WORK REQUIRED: Using the entries that follow, collect the lines where the word "MunafaSutra" appears.

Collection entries
━━━━━━━━━━━━━━━━━━━━

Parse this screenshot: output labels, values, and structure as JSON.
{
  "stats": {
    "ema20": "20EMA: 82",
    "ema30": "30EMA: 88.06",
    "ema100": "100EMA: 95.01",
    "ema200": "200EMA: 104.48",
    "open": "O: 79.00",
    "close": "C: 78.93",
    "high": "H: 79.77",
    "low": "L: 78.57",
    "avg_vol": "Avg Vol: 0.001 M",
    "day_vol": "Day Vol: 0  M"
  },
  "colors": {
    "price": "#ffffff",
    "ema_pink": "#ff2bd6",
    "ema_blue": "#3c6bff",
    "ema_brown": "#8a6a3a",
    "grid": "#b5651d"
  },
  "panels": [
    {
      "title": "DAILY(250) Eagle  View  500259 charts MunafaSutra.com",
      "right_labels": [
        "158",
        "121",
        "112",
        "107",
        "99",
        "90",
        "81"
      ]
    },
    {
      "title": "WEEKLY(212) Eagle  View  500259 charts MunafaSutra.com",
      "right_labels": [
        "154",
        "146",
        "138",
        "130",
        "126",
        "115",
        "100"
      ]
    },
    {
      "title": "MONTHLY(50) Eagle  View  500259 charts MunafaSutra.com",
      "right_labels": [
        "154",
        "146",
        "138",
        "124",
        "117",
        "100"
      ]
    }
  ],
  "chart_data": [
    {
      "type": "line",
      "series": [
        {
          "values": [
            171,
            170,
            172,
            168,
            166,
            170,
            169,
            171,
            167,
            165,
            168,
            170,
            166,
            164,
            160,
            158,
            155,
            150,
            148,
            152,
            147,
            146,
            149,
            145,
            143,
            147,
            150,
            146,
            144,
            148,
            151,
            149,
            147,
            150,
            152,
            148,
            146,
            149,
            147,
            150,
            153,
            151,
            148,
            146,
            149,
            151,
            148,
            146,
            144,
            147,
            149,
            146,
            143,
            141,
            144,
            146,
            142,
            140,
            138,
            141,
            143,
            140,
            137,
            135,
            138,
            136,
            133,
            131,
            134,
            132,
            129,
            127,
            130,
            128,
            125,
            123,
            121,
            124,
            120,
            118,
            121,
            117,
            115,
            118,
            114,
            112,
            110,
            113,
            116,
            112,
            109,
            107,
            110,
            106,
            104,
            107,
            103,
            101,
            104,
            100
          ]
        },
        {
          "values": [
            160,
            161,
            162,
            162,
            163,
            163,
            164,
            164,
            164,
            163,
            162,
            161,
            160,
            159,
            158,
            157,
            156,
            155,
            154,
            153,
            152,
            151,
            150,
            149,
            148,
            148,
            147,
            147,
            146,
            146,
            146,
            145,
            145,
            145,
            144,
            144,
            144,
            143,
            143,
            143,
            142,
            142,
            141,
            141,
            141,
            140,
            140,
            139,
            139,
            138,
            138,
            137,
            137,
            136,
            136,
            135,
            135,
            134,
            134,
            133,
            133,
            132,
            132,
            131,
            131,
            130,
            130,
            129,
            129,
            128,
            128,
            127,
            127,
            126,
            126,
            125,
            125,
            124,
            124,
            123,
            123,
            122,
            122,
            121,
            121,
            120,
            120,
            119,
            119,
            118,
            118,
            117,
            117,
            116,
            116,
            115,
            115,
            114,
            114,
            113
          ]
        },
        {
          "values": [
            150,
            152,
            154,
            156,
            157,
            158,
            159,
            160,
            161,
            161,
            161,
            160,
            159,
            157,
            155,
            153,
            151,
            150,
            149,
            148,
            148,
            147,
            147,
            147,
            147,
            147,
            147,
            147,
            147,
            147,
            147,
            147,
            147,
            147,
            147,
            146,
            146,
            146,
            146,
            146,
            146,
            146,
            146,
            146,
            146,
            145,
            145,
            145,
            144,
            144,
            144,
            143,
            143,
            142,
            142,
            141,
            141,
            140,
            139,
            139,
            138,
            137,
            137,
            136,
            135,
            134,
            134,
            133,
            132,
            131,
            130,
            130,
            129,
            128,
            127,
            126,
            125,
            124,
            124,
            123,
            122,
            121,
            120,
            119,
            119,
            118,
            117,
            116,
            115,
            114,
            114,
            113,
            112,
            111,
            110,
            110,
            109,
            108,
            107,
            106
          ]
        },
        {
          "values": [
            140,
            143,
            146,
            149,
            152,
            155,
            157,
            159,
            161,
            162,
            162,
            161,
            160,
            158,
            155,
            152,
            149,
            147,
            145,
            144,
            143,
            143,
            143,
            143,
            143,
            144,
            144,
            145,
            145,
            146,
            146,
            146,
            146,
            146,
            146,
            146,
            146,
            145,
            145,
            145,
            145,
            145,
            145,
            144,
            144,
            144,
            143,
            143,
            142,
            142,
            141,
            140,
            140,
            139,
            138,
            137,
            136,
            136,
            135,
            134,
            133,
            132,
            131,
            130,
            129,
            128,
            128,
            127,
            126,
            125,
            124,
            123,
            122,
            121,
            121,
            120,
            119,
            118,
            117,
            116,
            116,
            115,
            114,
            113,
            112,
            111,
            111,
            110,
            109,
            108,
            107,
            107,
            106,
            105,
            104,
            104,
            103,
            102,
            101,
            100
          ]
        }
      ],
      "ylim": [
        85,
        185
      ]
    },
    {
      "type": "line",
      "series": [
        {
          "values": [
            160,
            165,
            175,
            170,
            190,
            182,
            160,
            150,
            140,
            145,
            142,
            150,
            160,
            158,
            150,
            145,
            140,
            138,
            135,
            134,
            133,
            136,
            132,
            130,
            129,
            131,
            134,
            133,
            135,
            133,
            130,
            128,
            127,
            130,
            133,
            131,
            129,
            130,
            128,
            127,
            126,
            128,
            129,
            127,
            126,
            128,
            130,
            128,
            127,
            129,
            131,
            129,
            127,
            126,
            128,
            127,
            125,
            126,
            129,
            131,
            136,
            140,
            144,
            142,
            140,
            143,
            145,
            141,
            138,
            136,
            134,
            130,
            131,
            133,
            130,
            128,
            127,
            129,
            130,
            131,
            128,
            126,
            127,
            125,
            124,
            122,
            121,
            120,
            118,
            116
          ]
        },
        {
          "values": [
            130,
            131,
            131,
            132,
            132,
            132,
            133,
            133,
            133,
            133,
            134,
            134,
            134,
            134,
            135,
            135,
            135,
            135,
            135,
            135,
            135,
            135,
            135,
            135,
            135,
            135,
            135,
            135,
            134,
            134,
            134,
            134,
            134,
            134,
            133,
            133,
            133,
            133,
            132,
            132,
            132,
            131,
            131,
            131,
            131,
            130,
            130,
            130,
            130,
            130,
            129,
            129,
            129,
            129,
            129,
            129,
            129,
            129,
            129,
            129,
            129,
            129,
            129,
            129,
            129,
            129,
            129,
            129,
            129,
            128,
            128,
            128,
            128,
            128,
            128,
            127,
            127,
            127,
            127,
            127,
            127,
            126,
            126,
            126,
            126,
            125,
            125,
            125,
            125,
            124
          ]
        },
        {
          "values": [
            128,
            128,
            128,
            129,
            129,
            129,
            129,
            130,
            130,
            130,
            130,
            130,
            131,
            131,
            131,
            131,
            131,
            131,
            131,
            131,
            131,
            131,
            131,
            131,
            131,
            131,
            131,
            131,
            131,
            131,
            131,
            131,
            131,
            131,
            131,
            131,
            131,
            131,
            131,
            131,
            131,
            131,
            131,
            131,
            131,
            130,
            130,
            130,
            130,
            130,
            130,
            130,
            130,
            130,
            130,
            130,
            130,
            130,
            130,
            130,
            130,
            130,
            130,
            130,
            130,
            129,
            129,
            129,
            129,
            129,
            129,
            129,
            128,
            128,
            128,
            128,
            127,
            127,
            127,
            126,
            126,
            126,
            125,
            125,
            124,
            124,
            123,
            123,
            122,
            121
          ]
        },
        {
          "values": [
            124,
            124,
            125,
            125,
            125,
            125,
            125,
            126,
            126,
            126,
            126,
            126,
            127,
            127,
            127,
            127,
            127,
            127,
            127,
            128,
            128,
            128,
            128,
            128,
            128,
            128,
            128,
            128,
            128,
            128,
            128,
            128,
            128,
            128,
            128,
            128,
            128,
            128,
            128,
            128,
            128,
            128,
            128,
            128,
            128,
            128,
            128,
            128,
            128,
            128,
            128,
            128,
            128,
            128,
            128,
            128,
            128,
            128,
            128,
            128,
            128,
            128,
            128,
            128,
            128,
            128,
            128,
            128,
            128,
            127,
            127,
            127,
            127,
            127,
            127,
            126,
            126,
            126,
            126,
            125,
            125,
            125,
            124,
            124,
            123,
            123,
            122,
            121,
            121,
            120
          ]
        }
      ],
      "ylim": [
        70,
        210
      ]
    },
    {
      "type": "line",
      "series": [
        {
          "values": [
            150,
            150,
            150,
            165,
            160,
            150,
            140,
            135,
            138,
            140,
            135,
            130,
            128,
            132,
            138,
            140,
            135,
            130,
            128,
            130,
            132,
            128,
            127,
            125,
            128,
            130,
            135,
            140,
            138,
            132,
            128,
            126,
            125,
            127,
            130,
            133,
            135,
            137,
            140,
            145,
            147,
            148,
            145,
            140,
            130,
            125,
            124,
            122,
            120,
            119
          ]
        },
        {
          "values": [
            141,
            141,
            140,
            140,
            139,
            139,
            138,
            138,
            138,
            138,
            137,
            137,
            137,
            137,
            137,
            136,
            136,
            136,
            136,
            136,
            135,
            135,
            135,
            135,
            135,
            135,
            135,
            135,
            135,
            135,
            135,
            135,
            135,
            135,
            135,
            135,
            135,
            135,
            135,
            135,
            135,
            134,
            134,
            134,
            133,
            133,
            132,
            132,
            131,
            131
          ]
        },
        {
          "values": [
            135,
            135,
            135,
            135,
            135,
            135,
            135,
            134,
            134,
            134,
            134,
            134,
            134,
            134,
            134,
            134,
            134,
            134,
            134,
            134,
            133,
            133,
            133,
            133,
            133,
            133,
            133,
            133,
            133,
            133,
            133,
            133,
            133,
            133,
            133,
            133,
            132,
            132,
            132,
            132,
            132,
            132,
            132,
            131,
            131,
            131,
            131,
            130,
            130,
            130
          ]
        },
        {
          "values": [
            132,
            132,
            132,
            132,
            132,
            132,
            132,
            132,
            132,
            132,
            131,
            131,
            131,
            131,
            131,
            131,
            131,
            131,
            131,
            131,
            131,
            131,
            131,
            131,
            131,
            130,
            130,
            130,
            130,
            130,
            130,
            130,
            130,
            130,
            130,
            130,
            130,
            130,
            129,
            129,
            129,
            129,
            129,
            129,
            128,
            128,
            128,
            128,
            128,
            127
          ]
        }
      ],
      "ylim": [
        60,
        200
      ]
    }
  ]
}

━━━━━━━━━━━━━━━━━━━━

RESULT:
      "title": "DAILY(250) Eagle  View  500259 charts MunafaSutra.com",
      "title": "WEEKLY(212) Eagle  View  500259 charts MunafaSutra.com",
      "title": "MONTHLY(50) Eagle  View  500259 charts MunafaSutra.com",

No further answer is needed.